▸ Objective
Wherever the word "this" appears in the entries, copy the whole line.

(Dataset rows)

━━━━━━━━

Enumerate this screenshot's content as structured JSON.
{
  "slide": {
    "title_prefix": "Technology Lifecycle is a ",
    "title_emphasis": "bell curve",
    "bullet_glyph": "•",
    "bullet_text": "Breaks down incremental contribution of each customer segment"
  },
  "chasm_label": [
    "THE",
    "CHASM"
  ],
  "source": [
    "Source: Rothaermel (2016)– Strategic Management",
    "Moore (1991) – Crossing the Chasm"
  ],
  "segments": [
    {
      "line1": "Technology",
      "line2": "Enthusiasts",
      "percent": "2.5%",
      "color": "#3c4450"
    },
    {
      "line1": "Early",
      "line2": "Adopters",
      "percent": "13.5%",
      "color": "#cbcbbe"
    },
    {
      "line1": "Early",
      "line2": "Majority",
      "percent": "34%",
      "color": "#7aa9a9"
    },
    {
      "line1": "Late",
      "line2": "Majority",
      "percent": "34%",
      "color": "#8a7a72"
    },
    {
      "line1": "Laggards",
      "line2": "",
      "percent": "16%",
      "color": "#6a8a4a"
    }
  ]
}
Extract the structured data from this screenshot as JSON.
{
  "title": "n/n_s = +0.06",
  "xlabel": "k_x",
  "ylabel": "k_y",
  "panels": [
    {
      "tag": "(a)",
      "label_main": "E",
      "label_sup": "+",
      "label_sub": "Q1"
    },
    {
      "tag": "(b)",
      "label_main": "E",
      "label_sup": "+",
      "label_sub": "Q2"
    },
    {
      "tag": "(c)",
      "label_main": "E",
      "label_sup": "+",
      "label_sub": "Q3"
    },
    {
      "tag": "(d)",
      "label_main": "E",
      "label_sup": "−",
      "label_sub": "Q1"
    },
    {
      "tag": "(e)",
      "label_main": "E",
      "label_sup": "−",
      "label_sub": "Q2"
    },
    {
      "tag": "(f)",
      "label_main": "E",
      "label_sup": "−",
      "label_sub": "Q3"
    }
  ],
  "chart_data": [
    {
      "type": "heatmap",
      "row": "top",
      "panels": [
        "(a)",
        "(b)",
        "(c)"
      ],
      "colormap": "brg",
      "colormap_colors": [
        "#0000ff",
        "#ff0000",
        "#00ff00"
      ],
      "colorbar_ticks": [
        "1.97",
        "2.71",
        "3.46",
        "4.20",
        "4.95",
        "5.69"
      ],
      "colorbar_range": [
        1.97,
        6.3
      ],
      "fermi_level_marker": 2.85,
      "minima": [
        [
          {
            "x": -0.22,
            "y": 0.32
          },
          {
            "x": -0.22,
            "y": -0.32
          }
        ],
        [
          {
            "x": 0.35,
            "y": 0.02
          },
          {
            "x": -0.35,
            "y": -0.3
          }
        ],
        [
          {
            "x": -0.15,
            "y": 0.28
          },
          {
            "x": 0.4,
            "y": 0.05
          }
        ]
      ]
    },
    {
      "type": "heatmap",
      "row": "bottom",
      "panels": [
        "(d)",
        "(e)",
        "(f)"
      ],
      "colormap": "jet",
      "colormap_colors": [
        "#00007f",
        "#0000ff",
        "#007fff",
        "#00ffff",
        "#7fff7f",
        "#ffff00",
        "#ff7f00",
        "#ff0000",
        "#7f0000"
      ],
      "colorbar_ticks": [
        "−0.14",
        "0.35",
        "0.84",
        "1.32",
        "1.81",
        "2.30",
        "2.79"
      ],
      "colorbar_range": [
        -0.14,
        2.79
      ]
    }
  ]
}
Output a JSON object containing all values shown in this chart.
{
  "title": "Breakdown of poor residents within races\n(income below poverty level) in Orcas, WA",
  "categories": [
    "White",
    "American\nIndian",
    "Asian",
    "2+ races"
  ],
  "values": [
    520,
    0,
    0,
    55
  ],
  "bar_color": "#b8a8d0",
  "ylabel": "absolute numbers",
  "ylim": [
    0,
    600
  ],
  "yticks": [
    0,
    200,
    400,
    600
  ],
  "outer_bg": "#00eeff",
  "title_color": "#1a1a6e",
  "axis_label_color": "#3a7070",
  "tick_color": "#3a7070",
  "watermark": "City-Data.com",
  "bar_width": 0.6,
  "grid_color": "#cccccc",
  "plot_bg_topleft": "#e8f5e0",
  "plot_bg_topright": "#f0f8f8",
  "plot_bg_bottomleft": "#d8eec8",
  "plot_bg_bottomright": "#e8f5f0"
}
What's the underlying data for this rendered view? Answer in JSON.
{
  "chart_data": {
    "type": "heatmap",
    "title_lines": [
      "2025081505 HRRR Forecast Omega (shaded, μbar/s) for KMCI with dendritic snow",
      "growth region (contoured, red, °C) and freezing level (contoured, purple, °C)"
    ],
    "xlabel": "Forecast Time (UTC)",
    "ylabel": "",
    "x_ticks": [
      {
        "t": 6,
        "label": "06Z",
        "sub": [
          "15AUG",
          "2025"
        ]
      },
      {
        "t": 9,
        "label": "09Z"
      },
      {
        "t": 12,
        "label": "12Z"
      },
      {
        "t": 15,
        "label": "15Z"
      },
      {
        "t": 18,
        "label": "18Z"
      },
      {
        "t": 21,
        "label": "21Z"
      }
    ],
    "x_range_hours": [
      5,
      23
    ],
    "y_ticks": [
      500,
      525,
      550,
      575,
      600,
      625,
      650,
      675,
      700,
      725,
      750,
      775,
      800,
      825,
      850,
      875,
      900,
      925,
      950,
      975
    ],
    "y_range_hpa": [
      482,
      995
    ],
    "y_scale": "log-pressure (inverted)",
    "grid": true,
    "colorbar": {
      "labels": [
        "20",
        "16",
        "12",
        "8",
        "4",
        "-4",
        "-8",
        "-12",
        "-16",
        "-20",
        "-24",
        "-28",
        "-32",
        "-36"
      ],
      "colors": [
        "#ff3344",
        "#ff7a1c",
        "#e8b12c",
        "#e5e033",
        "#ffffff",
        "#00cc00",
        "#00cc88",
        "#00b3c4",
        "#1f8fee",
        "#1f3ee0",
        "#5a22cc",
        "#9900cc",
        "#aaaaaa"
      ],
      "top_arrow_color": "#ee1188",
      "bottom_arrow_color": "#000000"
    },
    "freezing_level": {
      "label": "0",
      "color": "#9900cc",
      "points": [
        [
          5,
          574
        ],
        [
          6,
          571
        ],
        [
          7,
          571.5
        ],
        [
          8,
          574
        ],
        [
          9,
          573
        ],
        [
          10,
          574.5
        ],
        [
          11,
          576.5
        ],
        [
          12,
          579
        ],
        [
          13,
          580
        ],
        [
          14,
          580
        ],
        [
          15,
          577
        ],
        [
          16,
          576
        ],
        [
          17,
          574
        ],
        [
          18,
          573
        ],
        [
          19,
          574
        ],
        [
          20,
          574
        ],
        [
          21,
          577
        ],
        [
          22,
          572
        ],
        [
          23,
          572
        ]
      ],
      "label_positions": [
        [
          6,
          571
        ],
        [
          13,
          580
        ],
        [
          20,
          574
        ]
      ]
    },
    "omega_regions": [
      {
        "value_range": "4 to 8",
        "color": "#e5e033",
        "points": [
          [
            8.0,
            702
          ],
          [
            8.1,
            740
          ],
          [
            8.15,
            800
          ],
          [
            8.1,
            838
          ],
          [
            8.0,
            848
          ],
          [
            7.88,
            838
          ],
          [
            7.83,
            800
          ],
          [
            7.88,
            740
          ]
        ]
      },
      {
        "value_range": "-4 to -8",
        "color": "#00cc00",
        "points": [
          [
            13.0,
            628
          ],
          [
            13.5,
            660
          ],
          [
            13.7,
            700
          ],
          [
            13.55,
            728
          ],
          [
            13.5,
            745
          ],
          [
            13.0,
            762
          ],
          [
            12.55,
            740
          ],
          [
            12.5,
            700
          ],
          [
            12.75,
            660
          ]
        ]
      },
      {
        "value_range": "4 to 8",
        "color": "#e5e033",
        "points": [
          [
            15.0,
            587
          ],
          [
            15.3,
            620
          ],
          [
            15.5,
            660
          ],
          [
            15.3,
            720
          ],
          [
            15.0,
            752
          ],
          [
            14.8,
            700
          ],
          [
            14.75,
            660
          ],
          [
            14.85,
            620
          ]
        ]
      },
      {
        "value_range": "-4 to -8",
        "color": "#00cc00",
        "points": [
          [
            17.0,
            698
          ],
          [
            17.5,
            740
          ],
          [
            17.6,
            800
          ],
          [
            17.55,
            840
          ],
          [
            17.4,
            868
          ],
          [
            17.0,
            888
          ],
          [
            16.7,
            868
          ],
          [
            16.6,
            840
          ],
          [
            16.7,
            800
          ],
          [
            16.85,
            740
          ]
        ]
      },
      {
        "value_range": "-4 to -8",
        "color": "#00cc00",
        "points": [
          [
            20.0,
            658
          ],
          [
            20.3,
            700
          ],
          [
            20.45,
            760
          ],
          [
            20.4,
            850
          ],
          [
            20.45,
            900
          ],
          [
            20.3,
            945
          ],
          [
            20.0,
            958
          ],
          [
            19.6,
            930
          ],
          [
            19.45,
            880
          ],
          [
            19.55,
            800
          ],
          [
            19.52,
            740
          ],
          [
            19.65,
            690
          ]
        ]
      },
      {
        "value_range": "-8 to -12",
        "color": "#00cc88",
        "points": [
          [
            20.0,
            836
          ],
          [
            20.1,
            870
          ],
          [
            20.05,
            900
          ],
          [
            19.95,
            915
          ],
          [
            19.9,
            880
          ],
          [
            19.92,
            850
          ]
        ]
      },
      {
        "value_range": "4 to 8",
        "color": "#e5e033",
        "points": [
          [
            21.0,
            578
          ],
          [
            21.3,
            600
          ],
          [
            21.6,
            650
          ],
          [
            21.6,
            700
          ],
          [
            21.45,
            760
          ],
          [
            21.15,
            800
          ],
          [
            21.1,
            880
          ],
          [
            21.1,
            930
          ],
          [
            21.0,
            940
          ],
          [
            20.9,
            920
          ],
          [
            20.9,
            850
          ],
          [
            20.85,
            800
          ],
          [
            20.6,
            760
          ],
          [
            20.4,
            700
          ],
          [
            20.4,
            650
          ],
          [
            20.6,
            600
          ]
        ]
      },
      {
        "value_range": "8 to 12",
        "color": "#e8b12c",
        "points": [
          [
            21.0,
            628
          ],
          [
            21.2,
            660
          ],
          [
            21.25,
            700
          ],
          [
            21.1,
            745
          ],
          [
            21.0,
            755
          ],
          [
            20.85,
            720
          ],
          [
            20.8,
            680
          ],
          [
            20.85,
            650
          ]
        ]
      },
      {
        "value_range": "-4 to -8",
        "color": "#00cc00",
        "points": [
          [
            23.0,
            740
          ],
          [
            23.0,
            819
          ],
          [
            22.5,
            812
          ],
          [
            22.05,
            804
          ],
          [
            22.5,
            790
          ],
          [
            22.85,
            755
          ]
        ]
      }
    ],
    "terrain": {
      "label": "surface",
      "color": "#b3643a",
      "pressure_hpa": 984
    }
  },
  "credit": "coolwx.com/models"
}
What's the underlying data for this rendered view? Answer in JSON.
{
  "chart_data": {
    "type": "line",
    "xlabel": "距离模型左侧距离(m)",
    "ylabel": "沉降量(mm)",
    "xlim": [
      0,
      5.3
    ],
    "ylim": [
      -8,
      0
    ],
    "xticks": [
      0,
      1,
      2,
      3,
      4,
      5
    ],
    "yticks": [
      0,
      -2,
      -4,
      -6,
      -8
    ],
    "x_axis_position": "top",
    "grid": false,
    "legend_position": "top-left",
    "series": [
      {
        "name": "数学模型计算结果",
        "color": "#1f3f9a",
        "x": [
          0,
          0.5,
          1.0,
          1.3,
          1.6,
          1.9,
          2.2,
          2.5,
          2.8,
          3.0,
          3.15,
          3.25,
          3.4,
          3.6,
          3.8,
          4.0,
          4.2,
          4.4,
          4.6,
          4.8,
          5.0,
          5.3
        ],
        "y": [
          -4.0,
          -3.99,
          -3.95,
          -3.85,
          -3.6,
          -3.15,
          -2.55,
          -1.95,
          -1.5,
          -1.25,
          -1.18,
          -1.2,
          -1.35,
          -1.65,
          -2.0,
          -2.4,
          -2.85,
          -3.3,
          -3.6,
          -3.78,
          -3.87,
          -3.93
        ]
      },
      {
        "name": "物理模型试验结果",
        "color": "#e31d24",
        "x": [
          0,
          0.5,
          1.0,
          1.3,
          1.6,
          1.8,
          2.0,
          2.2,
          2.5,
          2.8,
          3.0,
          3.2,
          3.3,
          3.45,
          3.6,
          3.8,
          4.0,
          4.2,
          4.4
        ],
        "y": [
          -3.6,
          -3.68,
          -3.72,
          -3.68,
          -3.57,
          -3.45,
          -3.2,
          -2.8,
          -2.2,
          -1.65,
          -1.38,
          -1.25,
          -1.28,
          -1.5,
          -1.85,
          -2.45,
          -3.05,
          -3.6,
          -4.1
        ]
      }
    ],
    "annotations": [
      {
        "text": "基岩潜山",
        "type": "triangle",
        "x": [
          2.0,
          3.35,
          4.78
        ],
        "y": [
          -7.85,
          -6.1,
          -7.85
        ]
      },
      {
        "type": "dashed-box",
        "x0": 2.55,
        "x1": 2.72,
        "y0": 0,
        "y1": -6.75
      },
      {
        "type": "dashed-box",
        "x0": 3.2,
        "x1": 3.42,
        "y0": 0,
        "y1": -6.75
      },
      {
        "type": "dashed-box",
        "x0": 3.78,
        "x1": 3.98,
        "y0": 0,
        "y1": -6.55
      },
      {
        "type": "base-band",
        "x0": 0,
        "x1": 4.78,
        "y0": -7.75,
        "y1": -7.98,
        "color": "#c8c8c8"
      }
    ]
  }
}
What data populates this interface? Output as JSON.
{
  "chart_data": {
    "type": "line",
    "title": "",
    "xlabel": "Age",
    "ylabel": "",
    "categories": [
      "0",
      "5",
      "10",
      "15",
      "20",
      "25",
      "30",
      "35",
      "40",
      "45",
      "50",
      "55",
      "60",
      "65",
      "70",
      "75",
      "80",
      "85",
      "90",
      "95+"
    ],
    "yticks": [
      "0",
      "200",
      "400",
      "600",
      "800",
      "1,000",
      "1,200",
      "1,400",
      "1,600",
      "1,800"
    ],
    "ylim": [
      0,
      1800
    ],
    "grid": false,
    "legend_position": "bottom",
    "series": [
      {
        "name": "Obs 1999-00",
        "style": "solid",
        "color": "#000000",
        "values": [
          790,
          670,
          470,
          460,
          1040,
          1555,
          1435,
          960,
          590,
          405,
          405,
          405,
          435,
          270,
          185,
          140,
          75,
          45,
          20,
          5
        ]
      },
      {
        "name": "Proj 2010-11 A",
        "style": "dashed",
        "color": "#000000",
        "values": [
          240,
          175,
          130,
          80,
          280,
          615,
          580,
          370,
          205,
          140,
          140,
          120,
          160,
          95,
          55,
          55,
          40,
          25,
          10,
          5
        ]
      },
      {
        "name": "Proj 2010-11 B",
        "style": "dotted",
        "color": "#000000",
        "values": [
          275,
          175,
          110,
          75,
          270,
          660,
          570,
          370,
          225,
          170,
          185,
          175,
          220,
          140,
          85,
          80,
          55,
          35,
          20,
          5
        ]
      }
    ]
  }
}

━━━━━━━━

▸ Reply
Enumerate this screenshot's content as structured JSON.
Extract the structured data from this screenshot as JSON.
Output a JSON object containing all values shown in this chart.
What's the underlying data for this rendered view? Answer in JSON.
What's the underlying data for this rendered view? Answer in JSON.
What data populates this interface? Output as JSON.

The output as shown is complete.